### [DIRECTIONS]
Can you output the records below exactly as they are written?

Collection entries
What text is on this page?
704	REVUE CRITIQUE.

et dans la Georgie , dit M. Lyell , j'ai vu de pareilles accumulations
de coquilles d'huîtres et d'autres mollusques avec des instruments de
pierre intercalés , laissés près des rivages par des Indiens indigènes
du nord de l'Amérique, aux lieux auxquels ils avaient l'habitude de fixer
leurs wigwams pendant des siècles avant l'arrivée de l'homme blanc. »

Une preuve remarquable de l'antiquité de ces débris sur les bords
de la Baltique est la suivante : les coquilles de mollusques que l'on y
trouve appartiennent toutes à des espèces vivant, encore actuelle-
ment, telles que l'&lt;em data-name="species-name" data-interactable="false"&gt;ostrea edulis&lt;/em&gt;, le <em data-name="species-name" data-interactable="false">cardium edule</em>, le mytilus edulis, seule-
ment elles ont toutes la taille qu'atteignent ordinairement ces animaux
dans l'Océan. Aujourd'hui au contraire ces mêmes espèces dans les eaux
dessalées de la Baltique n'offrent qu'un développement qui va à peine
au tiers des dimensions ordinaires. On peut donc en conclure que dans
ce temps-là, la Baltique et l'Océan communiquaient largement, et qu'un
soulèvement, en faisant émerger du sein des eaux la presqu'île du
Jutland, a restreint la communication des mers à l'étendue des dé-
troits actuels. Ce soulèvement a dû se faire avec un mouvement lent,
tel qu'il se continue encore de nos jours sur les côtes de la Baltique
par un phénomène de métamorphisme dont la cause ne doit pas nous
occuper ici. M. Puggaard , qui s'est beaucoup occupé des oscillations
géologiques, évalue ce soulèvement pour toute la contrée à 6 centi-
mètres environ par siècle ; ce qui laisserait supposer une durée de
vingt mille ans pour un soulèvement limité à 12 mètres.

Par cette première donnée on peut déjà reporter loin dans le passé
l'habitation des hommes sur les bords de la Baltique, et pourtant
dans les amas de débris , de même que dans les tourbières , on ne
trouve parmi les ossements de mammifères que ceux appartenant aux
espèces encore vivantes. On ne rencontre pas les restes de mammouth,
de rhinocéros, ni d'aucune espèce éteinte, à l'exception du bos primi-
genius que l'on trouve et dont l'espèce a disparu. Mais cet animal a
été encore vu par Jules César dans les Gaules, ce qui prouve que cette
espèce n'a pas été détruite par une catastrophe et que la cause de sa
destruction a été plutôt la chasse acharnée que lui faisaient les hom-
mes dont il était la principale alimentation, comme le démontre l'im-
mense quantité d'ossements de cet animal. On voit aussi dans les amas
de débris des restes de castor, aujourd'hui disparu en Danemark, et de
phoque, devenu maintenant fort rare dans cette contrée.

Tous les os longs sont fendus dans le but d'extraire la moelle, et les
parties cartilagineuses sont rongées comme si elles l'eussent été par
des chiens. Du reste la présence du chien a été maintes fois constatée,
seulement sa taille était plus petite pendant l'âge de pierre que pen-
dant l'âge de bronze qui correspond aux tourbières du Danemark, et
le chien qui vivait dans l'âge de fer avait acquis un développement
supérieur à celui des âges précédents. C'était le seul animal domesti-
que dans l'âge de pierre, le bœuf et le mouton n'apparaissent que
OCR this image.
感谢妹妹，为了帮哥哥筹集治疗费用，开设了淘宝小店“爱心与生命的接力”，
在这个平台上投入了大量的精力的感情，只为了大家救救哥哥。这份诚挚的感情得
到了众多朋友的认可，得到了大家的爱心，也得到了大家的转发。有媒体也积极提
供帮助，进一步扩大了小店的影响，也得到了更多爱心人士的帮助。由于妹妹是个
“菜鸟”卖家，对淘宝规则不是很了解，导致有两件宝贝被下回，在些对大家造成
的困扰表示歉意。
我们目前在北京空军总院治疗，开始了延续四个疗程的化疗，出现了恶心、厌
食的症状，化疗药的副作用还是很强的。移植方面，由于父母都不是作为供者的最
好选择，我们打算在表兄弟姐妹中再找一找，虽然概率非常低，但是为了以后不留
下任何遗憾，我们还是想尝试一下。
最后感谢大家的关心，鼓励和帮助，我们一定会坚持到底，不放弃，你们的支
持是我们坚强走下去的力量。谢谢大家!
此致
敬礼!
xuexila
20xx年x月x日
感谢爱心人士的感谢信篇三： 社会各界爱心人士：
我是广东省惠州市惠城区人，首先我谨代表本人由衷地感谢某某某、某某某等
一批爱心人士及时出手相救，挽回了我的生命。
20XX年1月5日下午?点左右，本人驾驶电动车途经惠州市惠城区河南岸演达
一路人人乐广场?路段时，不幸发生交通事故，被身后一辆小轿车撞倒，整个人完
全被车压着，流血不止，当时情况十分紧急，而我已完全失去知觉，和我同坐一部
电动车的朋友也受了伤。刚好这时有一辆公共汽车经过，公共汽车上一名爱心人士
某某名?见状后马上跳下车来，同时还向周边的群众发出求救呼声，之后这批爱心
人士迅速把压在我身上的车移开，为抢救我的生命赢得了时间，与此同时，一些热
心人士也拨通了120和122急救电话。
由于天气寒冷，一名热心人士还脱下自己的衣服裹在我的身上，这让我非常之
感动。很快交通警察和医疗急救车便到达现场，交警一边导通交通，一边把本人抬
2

### [WRITTEN RESPONSE]
What text is on this page?
704	REVUE CRITIQUE.

et dans la Georgie , dit M. Lyell , j'ai vu de pareilles accumulations
de coquilles d'huîtres et d'autres mollusques avec des instruments de
pierre intercalés , laissés près des rivages par des Indiens indigènes
du nord de l'Amérique, aux lieux auxquels ils avaient l'habitude de fixer
leurs wigwams pendant des siècles avant l'arrivée de l'homme blanc. »

Une preuve remarquable de l'antiquité de ces débris sur les bords
de la Baltique est la suivante : les coquilles de mollusques que l'on y
trouve appartiennent toutes à des espèces vivant, encore actuelle-
ment, telles que l'&lt;em data-name="species-name" data-interactable="false"&gt;ostrea edulis&lt;/em&gt;, le <em data-name="species-name" data-interactable="false">cardium edule</em>, le mytilus edulis, seule-
ment elles ont toutes la taille qu'atteignent ordinairement ces animaux
dans l'Océan. Aujourd'hui au contraire ces mêmes espèces dans les eaux
dessalées de la Baltique n'offrent qu'un développement qui va à peine
au tiers des dimensions ordinaires. On peut donc en conclure que dans
ce temps-là, la Baltique et l'Océan communiquaient largement, et qu'un
soulèvement, en faisant émerger du sein des eaux la presqu'île du
Jutland, a restreint la communication des mers à l'étendue des dé-
troits actuels. Ce soulèvement a dû se faire avec un mouvement lent,
tel qu'il se continue encore de nos jours sur les côtes de la Baltique
par un phénomène de métamorphisme dont la cause ne doit pas nous
occuper ici. M. Puggaard , qui s'est beaucoup occupé des oscillations
géologiques, évalue ce soulèvement pour toute la contrée à 6 centi-
mètres environ par siècle ; ce qui laisserait supposer une durée de
vingt mille ans pour un soulèvement limité à 12 mètres.

Par cette première donnée on peut déjà reporter loin dans le passé
l'habitation des hommes sur les bords de la Baltique, et pourtant
dans les amas de débris , de même que dans les tourbières , on ne
trouve parmi les ossements de mammifères que ceux appartenant aux
espèces encore vivantes. On ne rencontre pas les restes de mammouth,
de rhinocéros, ni d'aucune espèce éteinte, à l'exception du bos primi-
genius que l'on trouve et dont l'espèce a disparu. Mais cet animal a
été encore vu par Jules César dans les Gaules, ce qui prouve que cette
espèce n'a pas été détruite par une catastrophe et que la cause de sa
destruction a été plutôt la chasse acharnée que lui faisaient les hom-
mes dont il était la principale alimentation, comme le démontre l'im-
mense quantité d'ossements de cet animal. On voit aussi dans les amas
de débris des restes de castor, aujourd'hui disparu en Danemark, et de
phoque, devenu maintenant fort rare dans cette contrée.

Tous les os longs sont fendus dans le but d'extraire la moelle, et les
parties cartilagineuses sont rongées comme si elles l'eussent été par
des chiens. Du reste la présence du chien a été maintes fois constatée,
seulement sa taille était plus petite pendant l'âge de pierre que pen-
dant l'âge de bronze qui correspond aux tourbières du Danemark, et
le chien qui vivait dans l'âge de fer avait acquis un développement
supérieur à celui des âges précédents. C'était le seul animal domesti-
que dans l'âge de pierre, le bœuf et le mouton n'apparaissent que
OCR this image.
感谢妹妹，为了帮哥哥筹集治疗费用，开设了淘宝小店“爱心与生命的接力”，
在这个平台上投入了大量的精力的感情，只为了大家救救哥哥。这份诚挚的感情得
到了众多朋友的认可，得到了大家的爱心，也得到了大家的转发。有媒体也积极提
供帮助，进一步扩大了小店的影响，也得到了更多爱心人士的帮助。由于妹妹是个
“菜鸟”卖家，对淘宝规则不是很了解，导致有两件宝贝被下回，在些对大家造成
的困扰表示歉意。
我们目前在北京空军总院治疗，开始了延续四个疗程的化疗，出现了恶心、厌
食的症状，化疗药的副作用还是很强的。移植方面，由于父母都不是作为供者的最
好选择，我们打算在表兄弟姐妹中再找一找，虽然概率非常低，但是为了以后不留
下任何遗憾，我们还是想尝试一下。
最后感谢大家的关心，鼓励和帮助，我们一定会坚持到底，不放弃，你们的支
持是我们坚强走下去的力量。谢谢大家!
此致
敬礼!
xuexila
20xx年x月x日
感谢爱心人士的感谢信篇三： 社会各界爱心人士：
我是广东省惠州市惠城区人，首先我谨代表本人由衷地感谢某某某、某某某等
一批爱心人士及时出手相救，挽回了我的生命。
20XX年1月5日下午?点左右，本人驾驶电动车途经惠州市惠城区河南岸演达
一路人人乐广场?路段时，不幸发生交通事故，被身后一辆小轿车撞倒，整个人完
全被车压着，流血不止，当时情况十分紧急，而我已完全失去知觉，和我同坐一部
电动车的朋友也受了伤。刚好这时有一辆公共汽车经过，公共汽车上一名爱心人士
某某名?见状后马上跳下车来，同时还向周边的群众发出求救呼声，之后这批爱心
人士迅速把压在我身上的车移开，为抢救我的生命赢得了时间，与此同时，一些热
心人士也拨通了120和122急救电话。
由于天气寒冷，一名热心人士还脱下自己的衣服裹在我的身上，这让我非常之
感动。很快交通警察和医疗急救车便到达现场，交警一边导通交通，一边把本人抬
2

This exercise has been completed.